Would you pull out every line of the material that contains the string "have"?

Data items
****************************************
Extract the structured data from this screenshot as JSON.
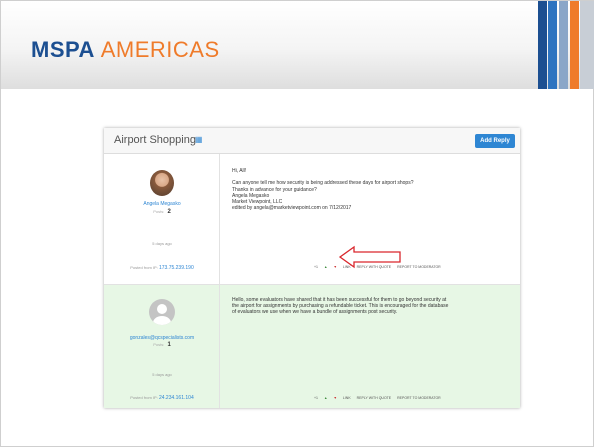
{
  "header": {
    "brand_primary": "MSPA",
    "brand_secondary": "AMERICAS",
    "colors": {
      "brand_blue": "#1c4f91",
      "brand_orange": "#ef7b2a",
      "stripe_1": "#1c4f91",
      "stripe_2": "#2e74c0",
      "stripe_3": "#8aa6c8",
      "stripe_4": "#ef7b2a"
    }
  },
  "topic": {
    "title": "Airport Shopping",
    "feed_icon": "rss-icon",
    "add_reply_label": "Add Reply",
    "accent": "#2e86d3"
  },
  "posts": [
    {
      "author": "Angela Megasko",
      "posts_label": "Posts:",
      "posts_count": "2",
      "time_ago": "5 days ago",
      "posted_from_label": "Posted from IP:",
      "ip": "173.75.239.190",
      "avatar": "profile-photo",
      "lines": [
        "Hi, All!",
        "",
        "Can anyone tell me how security is being addressed these days for airport shops?",
        "Thanks in advance for your guidance?",
        "Angela Megasko",
        "Market Viewpoint, LLC",
        "edited by angela@marketviewpoint.com on 7/12/2017"
      ],
      "actions": [
        "+1",
        "Like",
        "Dislike",
        "LINK",
        "REPLY WITH QUOTE",
        "REPORT TO MODERATOR"
      ],
      "background": "#ffffff"
    },
    {
      "author": "gonzales@qcspecialists.com",
      "posts_label": "Posts:",
      "posts_count": "1",
      "time_ago": "5 days ago",
      "posted_from_label": "Posted from IP:",
      "ip": "24.234.161.104",
      "avatar": "default-user",
      "lines": [
        "Hello, some evaluators have shared that it has been successful for them to go beyond security at",
        "the airport for assignments by purchasing a refundable ticket. This is encouraged for the database",
        "of evaluators we use when we have a bundle of assignments post security."
      ],
      "actions": [
        "+1",
        "Like",
        "Dislike",
        "LINK",
        "REPLY WITH QUOTE",
        "REPORT TO MODERATOR"
      ],
      "background": "#e7f7e5"
    }
  ],
  "annotation": {
    "type": "arrow",
    "points_to": "REPORT TO MODERATOR",
    "color": "#d9262c"
  }
}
****************************************
## SOLUTION TO THIS TASK
        "Hello, some evaluators have shared that it has been successful for them to go beyond security at",
        "of evaluators we use when we have a bundle of assignments post security."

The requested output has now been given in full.